#### [GIVEN INSTRUCTION]
Transcribe all the entries word for word, omitting any pictures they contain.

#### [STORED ROWS]
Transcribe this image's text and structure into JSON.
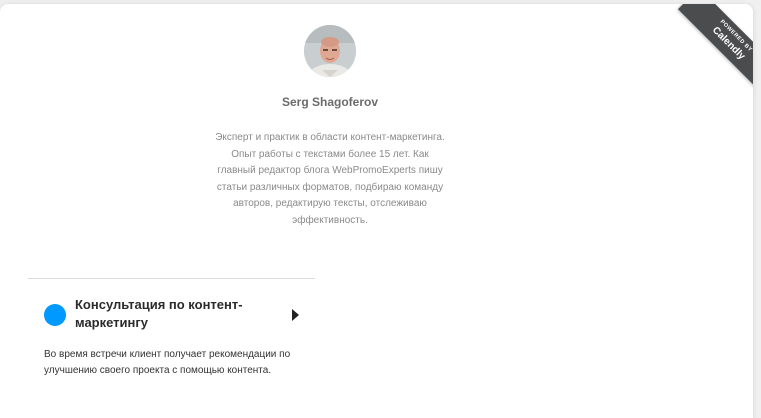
{
  "profile": {
    "name": "Serg Shagoferov",
    "bio": "Эксперт и практик в области контент-маркетинга. Опыт работы с текстами более 15 лет. Как главный редактор блога WebPromoExperts пишу статьи различных форматов, подбираю команду авторов, редактирую тексты, отслеживаю эффективность."
  },
  "event": {
    "title": "Консультация по контент-маркетингу",
    "description": "Во время встречи клиент получает рекомендации по улучшению своего проекта с помощью контента.",
    "color": "#0099ff"
  },
  "badge": {
    "small_text": "POWERED BY",
    "brand": "Calendly"
  }
}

#### [COMPLETED EXERCISE]
Transcribe this image's text and structure into JSON.
{
  "profile": {
    "name": "Serg Shagoferov",
    "bio": "Эксперт и практик в области контент-маркетинга. Опыт работы с текстами более 15 лет. Как главный редактор блога WebPromoExperts пишу статьи различных форматов, подбираю команду авторов, редактирую тексты, отслеживаю эффективность."
  },
  "event": {
    "title": "Консультация по контент-маркетингу",
    "description": "Во время встречи клиент получает рекомендации по улучшению своего проекта с помощью контента.",
    "color": "#0099ff"
  },
  "badge": {
    "small_text": "POWERED BY",
    "brand": "Calendly"
  }
}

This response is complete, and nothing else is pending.